*Job*.
Reproduce every record exactly as it appears, but not the pictures.

*Records to process*.
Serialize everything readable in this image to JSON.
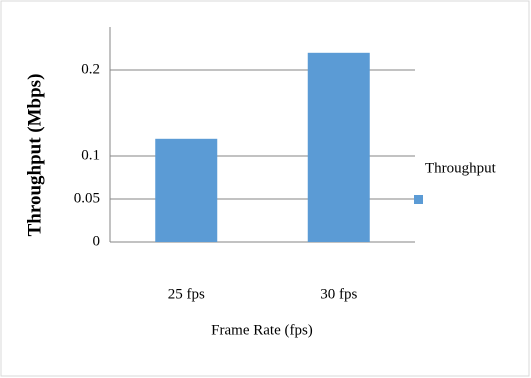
{
  "chart_data": {
    "type": "bar",
    "y_label": "Throughput (Mbps)",
    "x_label": "Frame Rate (fps)",
    "categories": [
      "25 fps",
      "30 fps"
    ],
    "series": [
      {
        "name": "Throughput",
        "color": "#5b9bd5",
        "values": [
          0.12,
          0.22
        ]
      }
    ],
    "ylim": [
      0,
      0.25
    ],
    "yticks": [
      0,
      0.05,
      0.1,
      0.2
    ],
    "grid": true,
    "legend": "right"
  }
}
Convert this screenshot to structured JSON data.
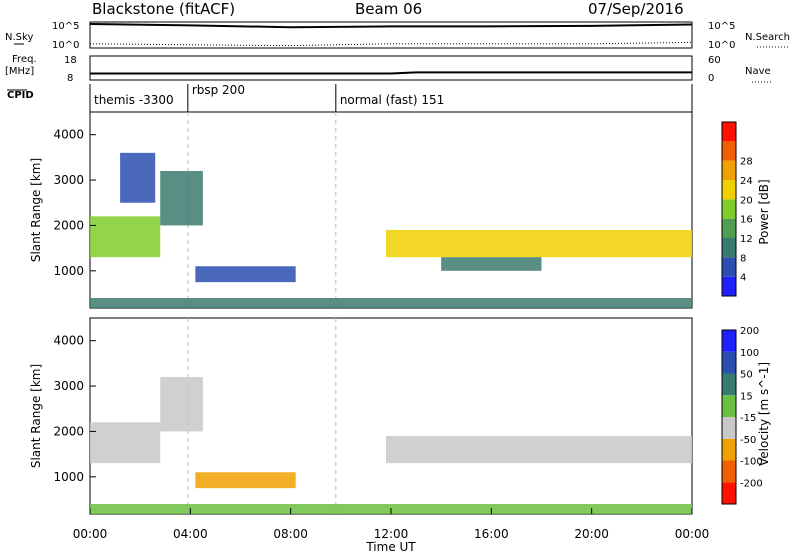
{
  "header": {
    "station": "Blackstone (fitACF)",
    "beam": "Beam 06",
    "date": "07/Sep/2016"
  },
  "top_panels": {
    "nsky_label": "N.Sky",
    "nsky_ticks": [
      "10^5",
      "10^0"
    ],
    "nsearch_label": "N.Search",
    "nsearch_ticks": [
      "10^5",
      "10^0"
    ],
    "freq_label_line1": "Freq.",
    "freq_label_line2": "[MHz]",
    "freq_ticks": [
      "18",
      "8"
    ],
    "nave_label": "Nave",
    "nave_ticks": [
      "60",
      "0"
    ],
    "cpid_label": "CPID"
  },
  "cpid_segments": [
    {
      "label": "themis -3300",
      "start_hour": 0
    },
    {
      "label": "rbsp 200",
      "start_hour": 3.9
    },
    {
      "label": "normal (fast) 151",
      "start_hour": 9.8
    }
  ],
  "power_panel": {
    "ylabel": "Slant Range [km]",
    "yticks": [
      "1000",
      "2000",
      "3000",
      "4000"
    ],
    "colorbar_label": "Power [dB]",
    "colorbar_ticks": [
      "4",
      "8",
      "12",
      "16",
      "20",
      "24",
      "28"
    ],
    "colors": [
      "#2020ff",
      "#2a4fb0",
      "#3b7a6e",
      "#4f9e52",
      "#7fcd2c",
      "#f0d000",
      "#f0a000",
      "#f06000",
      "#ff1000"
    ]
  },
  "velocity_panel": {
    "ylabel": "Slant Range [km]",
    "yticks": [
      "1000",
      "2000",
      "3000",
      "4000"
    ],
    "colorbar_label": "Velocity [m s^-1]",
    "colorbar_ticks": [
      "200",
      "100",
      "50",
      "15",
      "-15",
      "-50",
      "-100",
      "-200"
    ],
    "colors": [
      "#2020ff",
      "#2a4fb0",
      "#3b7a6e",
      "#6cc040",
      "#c8c8c8",
      "#f0a000",
      "#f06000",
      "#ff1000"
    ]
  },
  "xaxis": {
    "label": "Time UT",
    "ticks": [
      "00:00",
      "04:00",
      "08:00",
      "12:00",
      "16:00",
      "20:00",
      "00:00"
    ]
  },
  "chart_data": [
    {
      "type": "line",
      "title": "Blackstone (fitACF) Beam 06 07/Sep/2016",
      "subtitle": "N.Sky / N.Search",
      "x": [
        0,
        4,
        8,
        12,
        16,
        20,
        24
      ],
      "series": [
        {
          "name": "N.Sky",
          "values": [
            100000,
            50000,
            20000,
            30000,
            30000,
            40000,
            80000
          ]
        },
        {
          "name": "N.Search",
          "values": [
            5,
            3,
            2,
            5,
            5,
            5,
            10
          ]
        }
      ]
    },
    {
      "type": "line",
      "subtitle": "Freq. [MHz] / Nave",
      "x": [
        0,
        4,
        8,
        12,
        13,
        16,
        20,
        24
      ],
      "series": [
        {
          "name": "Freq.",
          "values": [
            10.5,
            10.5,
            10.5,
            10.5,
            11,
            11,
            11,
            11
          ]
        }
      ]
    },
    {
      "type": "heatmap",
      "subtitle": "Power [dB]",
      "xlabel": "Time UT",
      "ylabel": "Slant Range [km]",
      "xlim": [
        0,
        24
      ],
      "ylim": [
        180,
        4500
      ],
      "bands": [
        {
          "t0": 0.0,
          "t1": 2.8,
          "r0": 1300,
          "r1": 2200,
          "power": 20
        },
        {
          "t0": 1.2,
          "t1": 2.6,
          "r0": 2500,
          "r1": 3600,
          "power": 8
        },
        {
          "t0": 2.8,
          "t1": 4.5,
          "r0": 2000,
          "r1": 3200,
          "power": 10
        },
        {
          "t0": 4.2,
          "t1": 8.2,
          "r0": 750,
          "r1": 1100,
          "power": 6
        },
        {
          "t0": 11.8,
          "t1": 24.0,
          "r0": 1300,
          "r1": 1900,
          "power": 22
        },
        {
          "t0": 14.0,
          "t1": 18.0,
          "r0": 1000,
          "r1": 1300,
          "power": 10
        },
        {
          "t0": 0.0,
          "t1": 24.0,
          "r0": 180,
          "r1": 400,
          "power": 10
        }
      ]
    },
    {
      "type": "heatmap",
      "subtitle": "Velocity [m s^-1]",
      "xlabel": "Time UT",
      "ylabel": "Slant Range [km]",
      "xlim": [
        0,
        24
      ],
      "ylim": [
        180,
        4500
      ],
      "bands": [
        {
          "t0": 0.0,
          "t1": 2.8,
          "r0": 1300,
          "r1": 2200,
          "velocity": 0
        },
        {
          "t0": 2.8,
          "t1": 4.5,
          "r0": 2000,
          "r1": 3200,
          "velocity": 0
        },
        {
          "t0": 4.2,
          "t1": 8.2,
          "r0": 750,
          "r1": 1100,
          "velocity": -30
        },
        {
          "t0": 11.8,
          "t1": 24.0,
          "r0": 1300,
          "r1": 1900,
          "velocity": 0
        },
        {
          "t0": 0.0,
          "t1": 24.0,
          "r0": 180,
          "r1": 400,
          "velocity": 40
        }
      ]
    }
  ]
}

*The result*.
Serialize everything readable in this image to JSON.
{
  "chart_data": {
    "type": "bar",
    "y_label": "Throughput (Mbps)",
    "x_label": "Frame Rate (fps)",
    "categories": [
      "25 fps",
      "30 fps"
    ],
    "series": [
      {
        "name": "Throughput",
        "color": "#5b9bd5",
        "values": [
          0.12,
          0.22
        ]
      }
    ],
    "ylim": [
      0,
      0.25
    ],
    "yticks": [
      0,
      0.05,
      0.1,
      0.2
    ],
    "grid": true,
    "legend": "right"
  }
}
Convert this screenshot to structured JSON data.
{
  "header": {
    "station": "Blackstone (fitACF)",
    "beam": "Beam 06",
    "date": "07/Sep/2016"
  },
  "top_panels": {
    "nsky_label": "N.Sky",
    "nsky_ticks": [
      "10^5",
      "10^0"
    ],
    "nsearch_label": "N.Search",
    "nsearch_ticks": [
      "10^5",
      "10^0"
    ],
    "freq_label_line1": "Freq.",
    "freq_label_line2": "[MHz]",
    "freq_ticks": [
      "18",
      "8"
    ],
    "nave_label": "Nave",
    "nave_ticks": [
      "60",
      "0"
    ],
    "cpid_label": "CPID"
  },
  "cpid_segments": [
    {
      "label": "themis -3300",
      "start_hour": 0
    },
    {
      "label": "rbsp 200",
      "start_hour": 3.9
    },
    {
      "label": "normal (fast) 151",
      "start_hour": 9.8
    }
  ],
  "power_panel": {
    "ylabel": "Slant Range [km]",
    "yticks": [
      "1000",
      "2000",
      "3000",
      "4000"
    ],
    "colorbar_label": "Power [dB]",
    "colorbar_ticks": [
      "4",
      "8",
      "12",
      "16",
      "20",
      "24",
      "28"
    ],
    "colors": [
      "#2020ff",
      "#2a4fb0",
      "#3b7a6e",
      "#4f9e52",
      "#7fcd2c",
      "#f0d000",
      "#f0a000",
      "#f06000",
      "#ff1000"
    ]
  },
  "velocity_panel": {
    "ylabel": "Slant Range [km]",
    "yticks": [
      "1000",
      "2000",
      "3000",
      "4000"
    ],
    "colorbar_label": "Velocity [m s^-1]",
    "colorbar_ticks": [
      "200",
      "100",
      "50",
      "15",
      "-15",
      "-50",
      "-100",
      "-200"
    ],
    "colors": [
      "#2020ff",
      "#2a4fb0",
      "#3b7a6e",
      "#6cc040",
      "#c8c8c8",
      "#f0a000",
      "#f06000",
      "#ff1000"
    ]
  },
  "xaxis": {
    "label": "Time UT",
    "ticks": [
      "00:00",
      "04:00",
      "08:00",
      "12:00",
      "16:00",
      "20:00",
      "00:00"
    ]
  },
  "chart_data": [
    {
      "type": "line",
      "title": "Blackstone (fitACF) Beam 06 07/Sep/2016",
      "subtitle": "N.Sky / N.Search",
      "x": [
        0,
        4,
        8,
        12,
        16,
        20,
        24
      ],
      "series": [
        {
          "name": "N.Sky",
          "values": [
            100000,
            50000,
            20000,
            30000,
            30000,
            40000,
            80000
          ]
        },
        {
          "name": "N.Search",
          "values": [
            5,
            3,
            2,
            5,
            5,
            5,
            10
          ]
        }
      ]
    },
    {
      "type": "line",
      "subtitle": "Freq. [MHz] / Nave",
      "x": [
        0,
        4,
        8,
        12,
        13,
        16,
        20,
        24
      ],
      "series": [
        {
          "name": "Freq.",
          "values": [
            10.5,
            10.5,
            10.5,
            10.5,
            11,
            11,
            11,
            11
          ]
        }
      ]
    },
    {
      "type": "heatmap",
      "subtitle": "Power [dB]",
      "xlabel": "Time UT",
      "ylabel": "Slant Range [km]",
      "xlim": [
        0,
        24
      ],
      "ylim": [
        180,
        4500
      ],
      "bands": [
        {
          "t0": 0.0,
          "t1": 2.8,
          "r0": 1300,
          "r1": 2200,
          "power": 20
        },
        {
          "t0": 1.2,
          "t1": 2.6,
          "r0": 2500,
          "r1": 3600,
          "power": 8
        },
        {
          "t0": 2.8,
          "t1": 4.5,
          "r0": 2000,
          "r1": 3200,
          "power": 10
        },
        {
          "t0": 4.2,
          "t1": 8.2,
          "r0": 750,
          "r1": 1100,
          "power": 6
        },
        {
          "t0": 11.8,
          "t1": 24.0,
          "r0": 1300,
          "r1": 1900,
          "power": 22
        },
        {
          "t0": 14.0,
          "t1": 18.0,
          "r0": 1000,
          "r1": 1300,
          "power": 10
        },
        {
          "t0": 0.0,
          "t1": 24.0,
          "r0": 180,
          "r1": 400,
          "power": 10
        }
      ]
    },
    {
      "type": "heatmap",
      "subtitle": "Velocity [m s^-1]",
      "xlabel": "Time UT",
      "ylabel": "Slant Range [km]",
      "xlim": [
        0,
        24
      ],
      "ylim": [
        180,
        4500
      ],
      "bands": [
        {
          "t0": 0.0,
          "t1": 2.8,
          "r0": 1300,
          "r1": 2200,
          "velocity": 0
        },
        {
          "t0": 2.8,
          "t1": 4.5,
          "r0": 2000,
          "r1": 3200,
          "velocity": 0
        },
        {
          "t0": 4.2,
          "t1": 8.2,
          "r0": 750,
          "r1": 1100,
          "velocity": -30
        },
        {
          "t0": 11.8,
          "t1": 24.0,
          "r0": 1300,
          "r1": 1900,
          "velocity": 0
        },
        {
          "t0": 0.0,
          "t1": 24.0,
          "r0": 180,
          "r1": 400,
          "velocity": 40
        }
      ]
    }
  ]
}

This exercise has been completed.